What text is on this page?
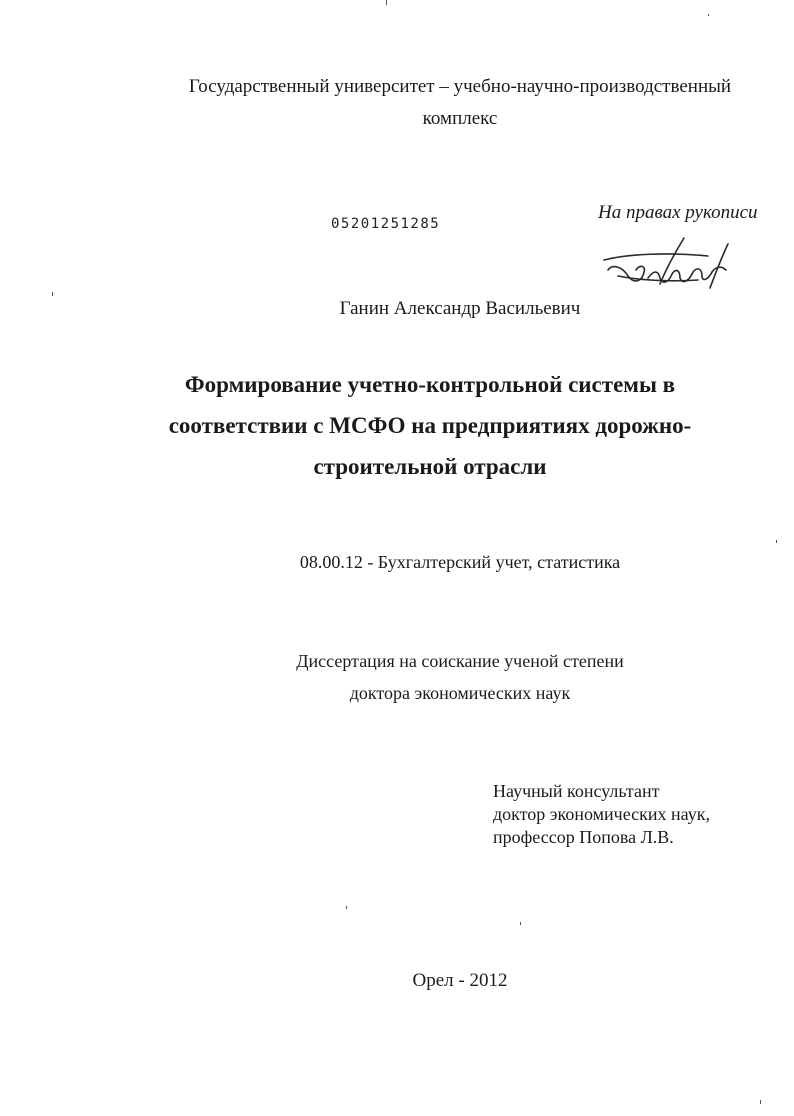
Государственный университет – учебно-научно-производственный
комплекс
05201251285
На правах рукописи
Ганин Александр Васильевич
Формирование учетно-контрольной системы в
соответствии с МСФО на предприятиях дорожно-
строительной отрасли
08.00.12 - Бухгалтерский учет, статистика
Диссертация на соискание ученой степени
доктора экономических наук
Научный консультант
доктор экономических наук,
профессор Попова Л.В.
Орел - 2012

**Task prompt:**
Show the lines of the data that hold the word "наук".

**Final result:**
доктора экономических наук
доктор экономических наук,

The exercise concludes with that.